Reading passage:
▬▬▬

Moreover, to identify significantly enriched or depleted proteins we performed differential abundance analysis on the vsn-normalized data using the linear models for microarray data (LIMMA) approach.[54] We used a statistical threshold of log2 fold changes ≥1 and reported FDR-adjusted p-values using Benjamini–Hochberg multiple comparison corrections. The threshold for statistical significance was p.adj ≤ 0.05. The cutoff criterion for all LIMMA results is uniform across this study.

Data Visualization

To identify the distribution of individual protein IDs across groups, proportional area Venn diagrams were constructed using the eulerr R package (v6.1.0).

Heatmaps were constructed to identify the distribution of protein IDs across conditions. These heatmaps were constructed using either normalized expression values from LIMMA (Figures D and 2B) or using a presence/absence classification to identify unique protein IDs (Figure B). In addition, grouping analysis (k-means clustering) was constructed for each heatmap identifying groupings across both protein ID and sample conditions. Figures were generated using the pheatmap package in R (v1.0.12). Histograms, bargraphs, boxplots, line plots, and linear regressions were constructed using DataGraph (DataGraph v4.5, Visual Data Tools, Inc., Chapel Hill, NC, https://www.visualdatatools.com/).

▬▬▬

Dataset entries:
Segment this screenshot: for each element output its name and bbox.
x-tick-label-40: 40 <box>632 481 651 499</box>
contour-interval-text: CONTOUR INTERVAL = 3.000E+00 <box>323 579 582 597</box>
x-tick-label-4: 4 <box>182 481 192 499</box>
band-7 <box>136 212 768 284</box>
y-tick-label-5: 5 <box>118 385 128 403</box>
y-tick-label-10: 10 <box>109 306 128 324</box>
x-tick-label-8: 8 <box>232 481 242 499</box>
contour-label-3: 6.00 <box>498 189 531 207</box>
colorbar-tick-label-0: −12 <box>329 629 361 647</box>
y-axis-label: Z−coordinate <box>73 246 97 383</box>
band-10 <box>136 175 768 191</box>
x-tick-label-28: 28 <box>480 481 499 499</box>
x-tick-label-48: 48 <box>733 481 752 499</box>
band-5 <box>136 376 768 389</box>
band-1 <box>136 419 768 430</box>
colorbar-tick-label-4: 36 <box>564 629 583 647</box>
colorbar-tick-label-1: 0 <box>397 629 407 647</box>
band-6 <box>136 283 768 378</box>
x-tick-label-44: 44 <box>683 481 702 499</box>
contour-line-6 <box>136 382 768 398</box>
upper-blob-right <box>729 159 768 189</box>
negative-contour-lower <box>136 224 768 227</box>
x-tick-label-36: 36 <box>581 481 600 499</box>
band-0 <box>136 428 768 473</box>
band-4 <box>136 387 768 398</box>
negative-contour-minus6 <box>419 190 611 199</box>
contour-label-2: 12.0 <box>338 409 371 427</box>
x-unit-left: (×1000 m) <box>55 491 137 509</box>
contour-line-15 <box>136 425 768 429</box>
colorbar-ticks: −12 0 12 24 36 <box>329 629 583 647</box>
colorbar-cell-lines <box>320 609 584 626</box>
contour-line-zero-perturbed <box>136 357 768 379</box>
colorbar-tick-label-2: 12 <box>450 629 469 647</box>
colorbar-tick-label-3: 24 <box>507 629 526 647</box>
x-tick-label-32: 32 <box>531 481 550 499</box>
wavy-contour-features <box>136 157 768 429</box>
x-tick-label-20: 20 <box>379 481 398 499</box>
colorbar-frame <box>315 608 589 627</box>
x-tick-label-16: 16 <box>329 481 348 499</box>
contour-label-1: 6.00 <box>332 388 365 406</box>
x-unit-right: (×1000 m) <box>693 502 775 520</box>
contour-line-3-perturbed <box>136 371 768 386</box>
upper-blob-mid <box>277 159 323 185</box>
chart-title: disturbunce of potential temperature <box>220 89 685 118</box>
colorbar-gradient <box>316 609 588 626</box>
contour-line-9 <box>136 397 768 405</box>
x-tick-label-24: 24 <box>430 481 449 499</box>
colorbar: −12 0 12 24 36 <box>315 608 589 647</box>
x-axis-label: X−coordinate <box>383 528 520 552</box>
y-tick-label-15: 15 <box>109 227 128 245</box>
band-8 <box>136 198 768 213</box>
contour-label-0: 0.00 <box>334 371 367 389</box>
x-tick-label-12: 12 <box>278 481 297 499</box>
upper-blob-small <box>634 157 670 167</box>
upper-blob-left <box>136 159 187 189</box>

▬▬▬

Required actions:
A. Answer the following questions using the protein analysis passage.
(i) What threshold was used for statistical significance?
(ii) Which R package, and which version of it, was used to construct the proportional area Venn diagrams?
(iii) Which software was used for the histograms, boxplots, and linear regressions?
B. Continue the protein analysis passage from its final sentence.

Numbered responses:
A.
(i) p.adj ≤ 0.05
(ii) The eulerr R package, v6.1.0
(iii) DataGraph (v4.5, Visual Data Tools, Inc.)

B.
Functional Analyses

Using the Gene Ontology database in InnateDB, we first performed over-representation analysis using the default parameters: hypergeometric model with Benjamini–Hochberg multiple comparison correction.[55] To retain nonredundant biological processes, we used Revigo with a similarity search pattern of 0.5.[56] The statistical significance of biological pathway enrichment was set at p.adj ≤ 0.05. Moreover, we performed the further functional analysis by conducting a protein–protein interaction networks analysis (NetworkAnalyst) and Biological Pathway Assessment (Reactome). Protein–protein interaction network analysis was performed by inputting Uniprot IDs into NetworkAnalyst (v3.0, accessed April 2020) and analyzed using the InnateDB protein interaction network database.[55,57] The top first-order network (by the number of connections) was selected for further analysis. Within each network, the most interconnected protein nodes (from the input Uniprot ID list) that are unique to either BALF or tissue were selected and subset from the larger networks to examine direct connections between the selected nodes. Biological pathway analysis was then performed using the Reactome database module inside NetworkAnalyst (hypergeometric model with p.adj ≤ 0.05 by Benjamini–Hochberg multiple comparison). The protein UBC was not detected in any of our analyses and was removed from all protein–protein interaction analyses.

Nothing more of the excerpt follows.